[Dataset entries]
- - -

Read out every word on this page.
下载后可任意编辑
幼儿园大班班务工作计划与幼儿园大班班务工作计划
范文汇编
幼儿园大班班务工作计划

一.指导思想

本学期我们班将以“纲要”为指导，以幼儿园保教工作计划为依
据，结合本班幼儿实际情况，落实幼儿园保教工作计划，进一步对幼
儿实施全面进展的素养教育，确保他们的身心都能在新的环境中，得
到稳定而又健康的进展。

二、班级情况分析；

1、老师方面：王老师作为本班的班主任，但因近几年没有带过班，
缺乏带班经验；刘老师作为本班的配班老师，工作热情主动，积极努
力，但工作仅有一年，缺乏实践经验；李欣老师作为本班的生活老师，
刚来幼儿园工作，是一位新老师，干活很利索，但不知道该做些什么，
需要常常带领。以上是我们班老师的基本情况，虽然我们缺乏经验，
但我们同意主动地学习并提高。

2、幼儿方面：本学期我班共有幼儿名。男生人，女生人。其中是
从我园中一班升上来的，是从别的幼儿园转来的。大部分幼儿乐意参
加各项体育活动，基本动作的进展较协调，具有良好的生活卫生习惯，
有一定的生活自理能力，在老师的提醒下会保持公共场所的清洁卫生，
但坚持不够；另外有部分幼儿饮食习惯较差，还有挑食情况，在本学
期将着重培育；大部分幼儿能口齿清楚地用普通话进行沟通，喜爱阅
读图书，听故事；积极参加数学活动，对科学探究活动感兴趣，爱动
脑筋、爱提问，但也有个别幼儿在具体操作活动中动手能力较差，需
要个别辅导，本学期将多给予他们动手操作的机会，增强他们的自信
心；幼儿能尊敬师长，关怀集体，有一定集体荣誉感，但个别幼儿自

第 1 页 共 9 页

- - -

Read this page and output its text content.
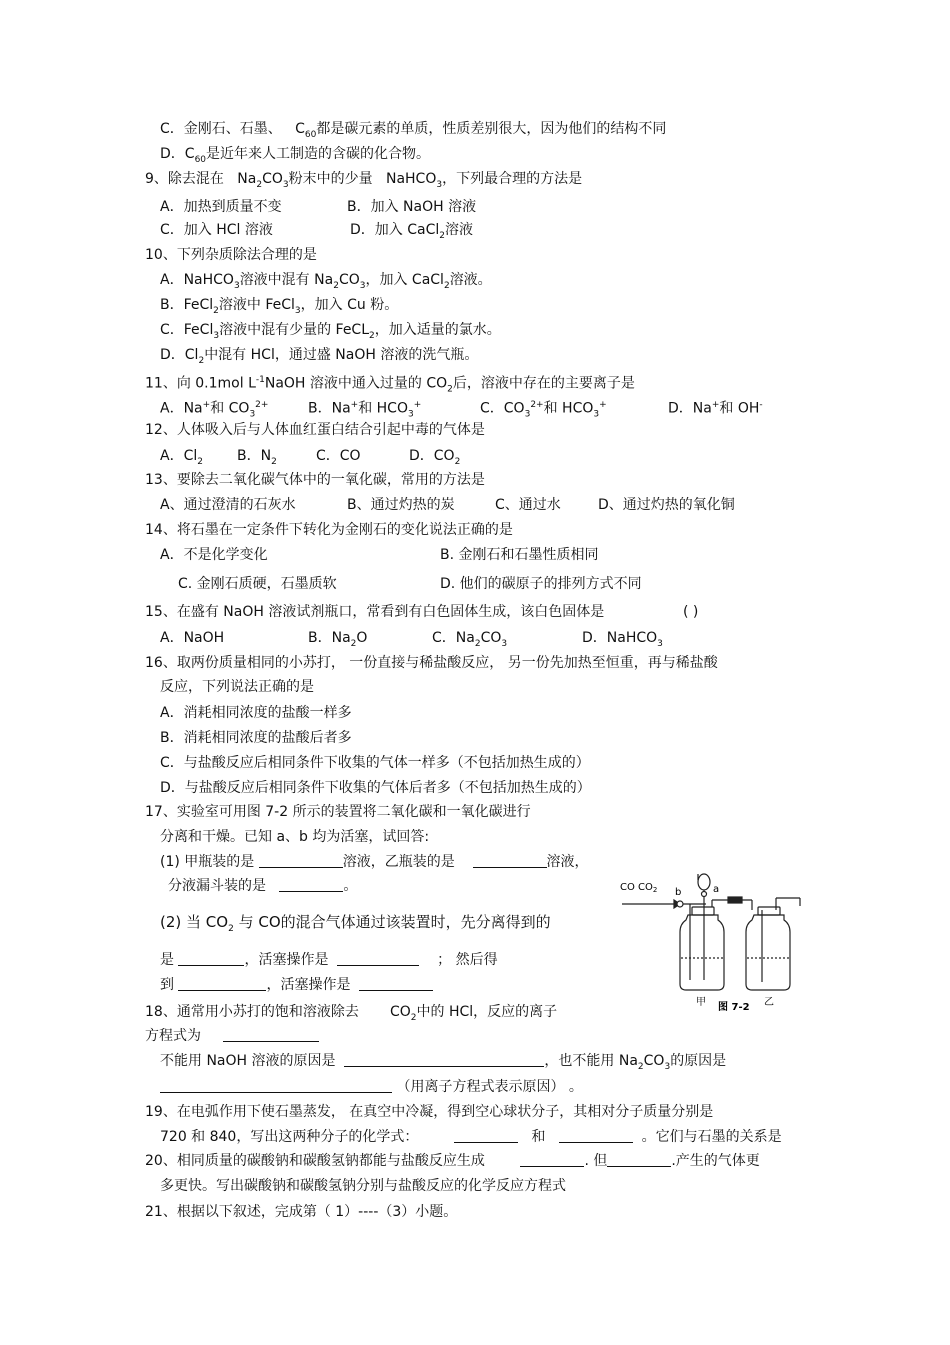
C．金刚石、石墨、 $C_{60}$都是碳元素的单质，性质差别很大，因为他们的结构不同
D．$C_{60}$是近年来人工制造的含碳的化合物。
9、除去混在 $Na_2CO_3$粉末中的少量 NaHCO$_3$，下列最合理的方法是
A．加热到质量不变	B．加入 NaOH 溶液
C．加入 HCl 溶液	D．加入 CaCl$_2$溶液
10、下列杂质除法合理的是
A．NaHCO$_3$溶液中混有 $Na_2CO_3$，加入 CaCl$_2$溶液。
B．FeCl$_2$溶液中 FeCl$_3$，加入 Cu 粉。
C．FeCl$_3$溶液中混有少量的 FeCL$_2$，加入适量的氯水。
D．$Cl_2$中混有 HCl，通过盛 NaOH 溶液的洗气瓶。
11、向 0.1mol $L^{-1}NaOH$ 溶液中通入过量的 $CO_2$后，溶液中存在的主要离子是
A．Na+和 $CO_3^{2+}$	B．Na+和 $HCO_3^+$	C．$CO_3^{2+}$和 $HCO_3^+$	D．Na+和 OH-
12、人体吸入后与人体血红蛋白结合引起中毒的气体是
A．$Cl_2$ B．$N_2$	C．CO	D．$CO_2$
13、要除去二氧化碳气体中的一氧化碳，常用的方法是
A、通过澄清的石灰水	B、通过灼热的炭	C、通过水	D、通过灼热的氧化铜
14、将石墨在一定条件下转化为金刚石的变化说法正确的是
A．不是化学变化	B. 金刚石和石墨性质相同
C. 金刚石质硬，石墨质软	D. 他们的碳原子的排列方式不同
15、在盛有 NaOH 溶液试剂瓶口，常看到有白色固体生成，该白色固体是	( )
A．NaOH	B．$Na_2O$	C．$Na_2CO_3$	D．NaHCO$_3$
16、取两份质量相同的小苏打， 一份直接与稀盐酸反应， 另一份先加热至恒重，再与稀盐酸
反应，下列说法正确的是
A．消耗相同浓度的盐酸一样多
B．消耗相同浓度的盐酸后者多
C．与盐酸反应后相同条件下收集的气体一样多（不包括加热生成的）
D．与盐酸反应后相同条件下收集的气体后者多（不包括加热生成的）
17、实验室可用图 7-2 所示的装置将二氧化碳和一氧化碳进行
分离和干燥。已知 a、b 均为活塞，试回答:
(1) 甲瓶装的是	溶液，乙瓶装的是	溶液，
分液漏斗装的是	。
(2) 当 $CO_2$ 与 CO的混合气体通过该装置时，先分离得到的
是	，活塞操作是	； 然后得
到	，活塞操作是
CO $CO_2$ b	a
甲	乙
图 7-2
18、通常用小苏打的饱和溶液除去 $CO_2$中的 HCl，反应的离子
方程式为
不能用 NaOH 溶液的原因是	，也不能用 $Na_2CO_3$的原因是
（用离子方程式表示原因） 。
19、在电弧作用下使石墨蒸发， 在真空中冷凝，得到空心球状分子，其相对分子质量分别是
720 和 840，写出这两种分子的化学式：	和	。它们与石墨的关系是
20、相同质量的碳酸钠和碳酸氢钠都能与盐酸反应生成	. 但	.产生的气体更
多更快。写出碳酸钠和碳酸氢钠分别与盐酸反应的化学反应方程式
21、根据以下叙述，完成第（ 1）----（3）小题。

- - -

### To do
Sift through the entries and copy every line with "FeCl".

### Task result
B．FeCl$_2$溶液中 FeCl$_3$，加入 Cu 粉。
C．FeCl$_3$溶液中混有少量的 FeCL$_2$，加入适量的氯水。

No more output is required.